Exercise details
How many lines of the data hold the word "如丝如缕"? State the number and nothing else.

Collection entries

************

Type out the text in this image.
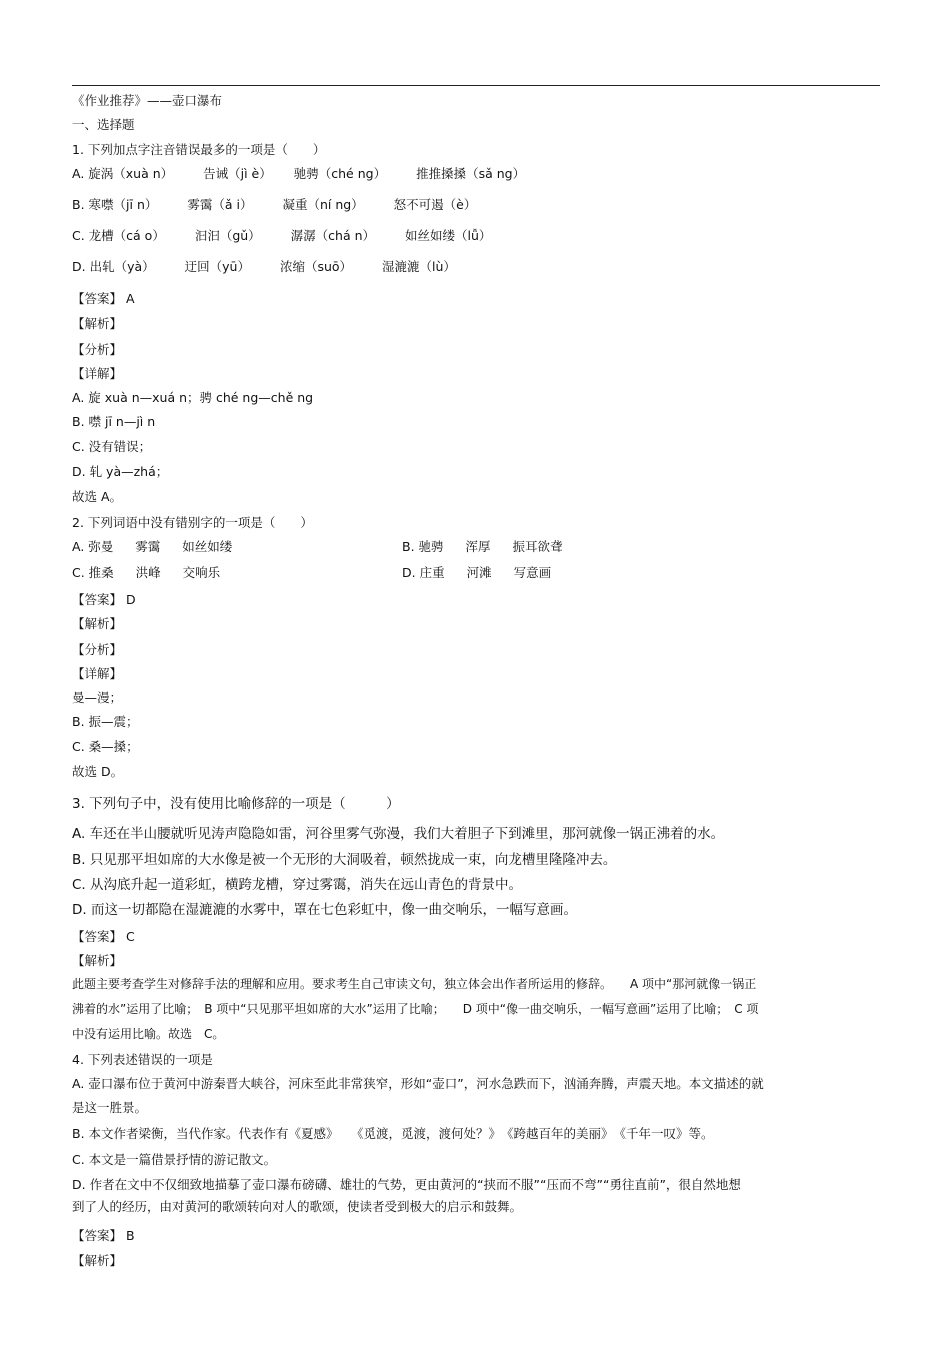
《作业推荐》——壶口瀑布
一、选择题
1. 下列加点字注音错误最多的一项是（　　）
A. 旋涡（xuà n） 告诫（jì è） 驰骋（ché ng） 推推搡搡（sǎ ng）
B. 寒噤（jī n） 雾霭（ǎ i） 凝重（ní ng） 怒不可遏（è）
C. 龙槽（cá o） 汩汩（gǔ） 潺潺（chá n） 如丝如缕（lǚ）
D. 出轧（yà） 迂回（yū） 浓缩（suō） 湿漉漉（lù）
【答案】 A
【解析】
【分析】
【详解】
A. 旋 xuà n—xuá n；骋 ché ng—chě ng
B. 噤 jī n—jì n
C. 没有错误；
D. 轧 yà—zhá；
故选 A。
2. 下列词语中没有错别字的一项是（　　）
A. 弥曼 雾霭 如丝如缕	B. 驰骋 浑厚 振耳欲聋
C. 推桑 洪峰 交响乐	D. 庄重 河滩 写意画
【答案】 D
【解析】
【分析】
【详解】
曼—漫；
B. 振—震；
C. 桑—搡；
故选 D。
3. 下列句子中，没有使用比喻修辞的一项是（　　　）
A. 车还在半山腰就听见涛声隐隐如雷，河谷里雾气弥漫，我们大着胆子下到滩里，那河就像一锅正沸着的水。
B. 只见那平坦如席的大水像是被一个无形的大洞吸着，顿然拢成一束，向龙槽里隆隆冲去。
C. 从沟底升起一道彩虹，横跨龙槽，穿过雾霭，消失在远山青色的背景中。
D. 而这一切都隐在湿漉漉的水雾中，罩在七色彩虹中，像一曲交响乐，一幅写意画。
【答案】 C
【解析】
此题主要考查学生对修辞手法的理解和应用。要求考生自己审读文句，独立体会出作者所运用的修辞。　　A 项中“那河就像一锅正
沸着的水”运用了比喻；　B 项中“只见那平坦如席的大水”运用了比喻；　　D 项中“像一曲交响乐，一幅写意画”运用了比喻；　C 项
中没有运用比喻。故选　C。
4. 下列表述错误的一项是
A. 壶口瀑布位于黄河中游秦晋大峡谷，河床至此非常狭窄，形如“壶口”，河水急跌而下，汹涌奔腾，声震天地。本文描述的就
是这一胜景。
B. 本文作者梁衡，当代作家。代表作有《夏感》　　《觅渡，觅渡，渡何处？》　《跨越百年的美丽》　《千年一叹》等。
C. 本文是一篇借景抒情的游记散文。
D. 作者在文中不仅细致地描摹了壶口瀑布磅礴、雄壮的气势，更由黄河的“挟而不服”“压而不弯”“勇往直前”，很自然地想
到了人的经历，由对黄河的歌颂转向对人的歌颂，使读者受到极大的启示和鼓舞。
【答案】 B
【解析】
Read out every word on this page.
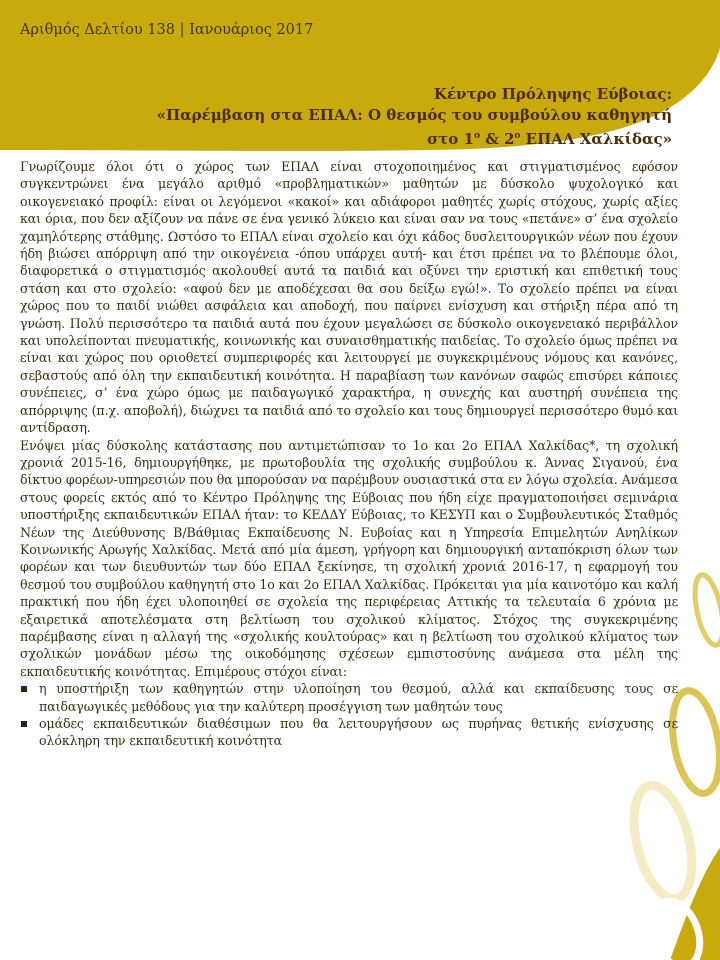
Αριθμός Δελτίου 138 | Ιανουάριος 2017
Κέντρο Πρόληψης Εύβοιας:
«Παρέμβαση στα ΕΠΑΛ: Ο θεσμός του συμβούλου καθηγητή
στο $1^o$ & $2^o$ ΕΠΑΛ Χαλκίδας»

Γνωρίζουμε όλοι ότι ο χώρος των ΕΠΑΛ είναι στοχοποιημένος και στιγματισμένος εφόσον συγκεντρώνει ένα μεγάλο αριθμό «προβληματικών» μαθητών με δύσκολο ψυχολογικό και οικογενειακό προφίλ: είναι οι λεγόμενοι «κακοί» και αδιάφοροι μαθητές χωρίς στόχους, χωρίς αξίες και όρια, που δεν αξίζουν να πάνε σε ένα γενικό λύκειο και είναι σαν να τους «πετάνε» σ’ ένα σχολείο χαμηλότερης στάθμης. Ωστόσο το ΕΠΑΛ είναι σχολείο και όχι κάδος δυσλειτουργικών νέων που έχουν ήδη βιώσει απόρριψη από την οικογένεια -όπου υπάρχει αυτή- και έτσι πρέπει να το βλέπουμε όλοι, διαφορετικά ο στιγματισμός ακολουθεί αυτά τα παιδιά και οξύνει την εριστική και επιθετική τους στάση και στο σχολείο: «αφού δεν με αποδέχεσαι θα σου δείξω εγώ!». Το σχολείο πρέπει να είναι χώρος που το παιδί νιώθει ασφάλεια και αποδοχή, που παίρνει ενίσχυση και στήριξη πέρα από τη γνώση. Πολύ περισσότερο τα παιδιά αυτά που έχουν μεγαλώσει σε δύσκολο οικογενειακό περιβάλλον και υπολείπονται πνευματικής, κοινωνικής και συναισθηματικής παιδείας. Το σχολείο όμως πρέπει να είναι και χώρος που οριοθετεί συμπεριφορές και λειτουργεί με συγκεκριμένους νόμους και κανόνες, σεβαστούς από όλη την εκπαιδευτική κοινότητα. Η παραβίαση των κανόνων σαφώς επισύρει κάποιες συνέπειες, σ’ ένα χώρο όμως με παιδαγωγικό χαρακτήρα, η συνεχής και αυστηρή συνέπεια της απόρριψης (π.χ. αποβολή), διώχνει τα παιδιά από το σχολείο και τους δημιουργεί περισσότερο θυμό και αντίδραση.

Ενόψει μίας δύσκολης κατάστασης που αντιμετώπισαν το 1ο και 2ο ΕΠΑΛ Χαλκίδας*, τη σχολική χρονιά 2015-16, δημιουργήθηκε, με πρωτοβουλία της σχολικής συμβούλου κ. Άννας Σιγανού, ένα δίκτυο φορέων-υπηρεσιών που θα μπορούσαν να παρέμβουν ουσιαστικά στα εν λόγω σχολεία. Ανάμεσα στους φορείς εκτός από το Κέντρο Πρόληψης της Εύβοιας που ήδη είχε πραγματοποιήσει σεμινάρια υποστήριξης εκπαιδευτικών ΕΠΑΛ ήταν: το ΚΕΔΔΥ Εύβοιας, το ΚΕΣΥΠ και ο Συμβουλευτικός Σταθμός Νέων της Διεύθυνσης Β/Βάθμιας Εκπαίδευσης Ν. Ευβοίας και η Υπηρεσία Επιμελητών Ανηλίκων Κοινωνικής Αρωγής Χαλκίδας. Μετά από μία άμεση, γρήγορη και δημιουργική ανταπόκριση όλων των φορέων και των διευθυντών των δύο ΕΠΑΛ ξεκίνησε, τη σχολική χρονιά 2016-17, η εφαρμογή του θεσμού του συμβούλου καθηγητή στο 1ο και 2ο ΕΠΑΛ Χαλκίδας. Πρόκειται για μία καινοτόμο και καλή πρακτική που ήδη έχει υλοποιηθεί σε σχολεία της περιφέρειας Αττικής τα τελευταία 6 χρόνια με εξαιρετικά αποτελέσματα στη βελτίωση του σχολικού κλίματος. Στόχος της συγκεκριμένης παρέμβασης είναι η αλλαγή της «σχολικής κουλτούρας» και η βελτίωση του σχολικού κλίματος των σχολικών μονάδων μέσω της οικοδόμησης σχέσεων εμπιστοσύνης ανάμεσα στα μέλη της εκπαιδευτικής κοινότητας. Επιμέρους στόχοι είναι:

η υποστήριξη των καθηγητών στην υλοποίηση του θεσμού, αλλά και εκπαίδευσης τους σε παιδαγωγικές μεθόδους για την καλύτερη προσέγγιση των μαθητών τους
ομάδες εκπαιδευτικών διαθέσιμων που θα λειτουργήσουν ως πυρήνας θετικής ενίσχυσης σε ολόκληρη την εκπαιδευτική κοινότητα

************

Full answer
2